▶ _WHAT TO DO_:
1. In the post about users appearing logged out until they click the Login link, list every way given to reload the page in the step after the session row is deleted.
2. Write a continuation of the post about users appearing logged out until they click the Login link, beginning after its final sentence.

▶ _SUPPLIED PASSAGE_:

Content starts

User appears logged out until clicking Login link

I can simulate the Drupal session expiring by deleting the Drupal session from the DB.
I recognize this isn't a real world series of events, but it is a reliable way to replicate the experience.

Pattern 1:
- I log in with "Remember me" checked
- I see in the database that I get a Drupal session and a persistent login token
- I load the homepage
- I manually delete the corresponding row in the DB session table
- I click the reload button in my browser (or hit ⌘R) or I click into the address bar and hit ENTER (same result either way)
- The page loads and I appear logged out (no "My Account" link, "Log in" link instead of "Log out" etc.)
- I reload the page again or click an internal link
- The page loads and I appear logged in now

This is the issue. People will go away for a while (days?) and come back to the site from the same computer. They then try to visit the site or refresh it if it's already open, and they appear to be logged out. As soon as they click the "Log in" link (or any other link, or refresh again) they'll be logged in then.

Content ends

▶ _SUPPLIED RECORDS_:

Content starts

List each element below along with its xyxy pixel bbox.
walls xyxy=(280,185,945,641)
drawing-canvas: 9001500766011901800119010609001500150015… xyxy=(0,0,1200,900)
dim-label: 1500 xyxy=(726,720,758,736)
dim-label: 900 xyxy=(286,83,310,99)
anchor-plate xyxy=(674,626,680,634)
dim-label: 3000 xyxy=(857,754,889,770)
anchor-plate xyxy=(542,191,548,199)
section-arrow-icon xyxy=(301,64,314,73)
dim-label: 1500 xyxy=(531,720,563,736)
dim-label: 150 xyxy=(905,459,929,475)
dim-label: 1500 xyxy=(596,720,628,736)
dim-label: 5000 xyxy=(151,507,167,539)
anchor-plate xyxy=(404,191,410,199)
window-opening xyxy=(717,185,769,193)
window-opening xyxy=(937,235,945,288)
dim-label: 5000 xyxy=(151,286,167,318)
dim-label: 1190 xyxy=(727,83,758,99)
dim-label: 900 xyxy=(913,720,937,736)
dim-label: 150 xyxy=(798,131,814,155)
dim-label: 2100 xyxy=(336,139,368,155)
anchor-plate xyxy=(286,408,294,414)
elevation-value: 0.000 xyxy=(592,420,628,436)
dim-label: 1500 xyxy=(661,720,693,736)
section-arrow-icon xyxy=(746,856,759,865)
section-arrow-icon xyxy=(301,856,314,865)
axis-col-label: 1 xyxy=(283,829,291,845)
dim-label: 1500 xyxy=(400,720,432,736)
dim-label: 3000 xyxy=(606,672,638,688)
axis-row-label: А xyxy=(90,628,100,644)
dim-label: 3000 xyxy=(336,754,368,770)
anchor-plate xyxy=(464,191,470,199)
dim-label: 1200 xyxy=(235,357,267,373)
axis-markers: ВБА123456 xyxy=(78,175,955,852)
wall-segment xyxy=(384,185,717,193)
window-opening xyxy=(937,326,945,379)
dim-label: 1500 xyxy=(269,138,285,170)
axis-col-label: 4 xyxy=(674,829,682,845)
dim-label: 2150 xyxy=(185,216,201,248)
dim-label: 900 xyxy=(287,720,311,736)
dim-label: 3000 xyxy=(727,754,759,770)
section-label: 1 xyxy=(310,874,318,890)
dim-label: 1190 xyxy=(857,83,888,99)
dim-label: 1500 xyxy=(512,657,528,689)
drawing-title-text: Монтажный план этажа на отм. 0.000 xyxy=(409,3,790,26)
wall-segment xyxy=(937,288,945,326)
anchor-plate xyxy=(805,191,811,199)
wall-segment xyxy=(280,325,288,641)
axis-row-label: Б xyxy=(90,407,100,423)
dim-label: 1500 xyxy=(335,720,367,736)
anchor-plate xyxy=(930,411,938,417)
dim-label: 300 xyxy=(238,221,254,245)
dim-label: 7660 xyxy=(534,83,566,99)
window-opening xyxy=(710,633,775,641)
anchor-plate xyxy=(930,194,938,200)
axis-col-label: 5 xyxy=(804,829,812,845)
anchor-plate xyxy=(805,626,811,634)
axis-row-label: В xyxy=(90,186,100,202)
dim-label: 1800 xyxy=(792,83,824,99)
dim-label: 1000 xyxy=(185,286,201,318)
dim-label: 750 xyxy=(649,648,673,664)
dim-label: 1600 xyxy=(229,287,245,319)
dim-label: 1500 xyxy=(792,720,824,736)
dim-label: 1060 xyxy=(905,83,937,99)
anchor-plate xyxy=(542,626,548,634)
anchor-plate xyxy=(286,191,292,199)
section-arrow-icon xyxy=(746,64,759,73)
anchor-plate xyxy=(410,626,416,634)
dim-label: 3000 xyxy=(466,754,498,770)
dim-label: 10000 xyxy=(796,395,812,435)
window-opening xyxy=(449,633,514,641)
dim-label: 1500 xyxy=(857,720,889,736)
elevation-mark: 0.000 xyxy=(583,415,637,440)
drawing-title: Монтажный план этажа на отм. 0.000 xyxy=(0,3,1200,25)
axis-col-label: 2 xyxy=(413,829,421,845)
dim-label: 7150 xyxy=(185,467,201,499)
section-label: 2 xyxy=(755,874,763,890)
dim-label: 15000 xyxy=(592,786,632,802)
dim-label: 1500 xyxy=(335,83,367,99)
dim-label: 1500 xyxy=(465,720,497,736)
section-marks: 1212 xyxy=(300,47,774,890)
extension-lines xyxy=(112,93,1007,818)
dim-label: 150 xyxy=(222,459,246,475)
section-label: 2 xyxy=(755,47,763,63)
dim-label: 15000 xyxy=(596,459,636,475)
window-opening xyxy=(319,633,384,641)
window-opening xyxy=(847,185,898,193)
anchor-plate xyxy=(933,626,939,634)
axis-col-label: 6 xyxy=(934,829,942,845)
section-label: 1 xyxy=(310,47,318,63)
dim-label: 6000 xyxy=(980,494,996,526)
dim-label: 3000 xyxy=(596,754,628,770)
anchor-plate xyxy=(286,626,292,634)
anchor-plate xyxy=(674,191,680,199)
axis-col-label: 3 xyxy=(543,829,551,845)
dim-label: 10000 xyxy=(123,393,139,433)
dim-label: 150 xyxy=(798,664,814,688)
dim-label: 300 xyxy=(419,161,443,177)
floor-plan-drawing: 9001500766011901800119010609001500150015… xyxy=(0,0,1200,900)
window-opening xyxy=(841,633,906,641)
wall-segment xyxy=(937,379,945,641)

Content ends

▶ _ANSWERS BY TASK_:
1.
- Clicking the reload button in the browser
- Pressing ⌘R
- Clicking into the address bar and pressing ENTER

2.
Pattern 2:
- I log in with "Remember me" checked
- I see in the database that I get a Drupal session and a persistent login token
- I load the homepage
- I manually delete the corresponding row in the DB session table
- I click any internal link on the page
- The page loads and I appear logged in immediately

QUESTION: What is different about clicking a link vs reloading/visiting the page?
The user_login_finalize() call in \Drupal\persistent_login\EventSubscriber\TokenHandler::loadTokenOnRequestEvent doesn't execute the first time I reload/revisit the page. It does execute immediately if I click a link.

Another piece of info: It seems like the culprit, at least for my site, is when there is a SSESS Drupal cookie in the browser, but the session no longer exists in Drupal's sessions table. If I remove the session from the DB and remove the browser's session cookie, everything works as expected (no matter what I do I end up logged back in immediately).

If I leave the browser SSESS session cookie in place and the session is removed from the DB, it takes multiple page refreshes for the user to be logged in.

The associated code in \Drupal\persistent_login\EventSubscriber\TokenHandler::loadTokenOnRequestEvent is:

if (!$this->sessionConfiguration->hasSession($request)) {

So, what I'm wondering is... is it normal for a Drupal session record (in the DB) to go away (be removed from the db) before a user's browser session cookie expires? Is there something weird with my configuration maybe?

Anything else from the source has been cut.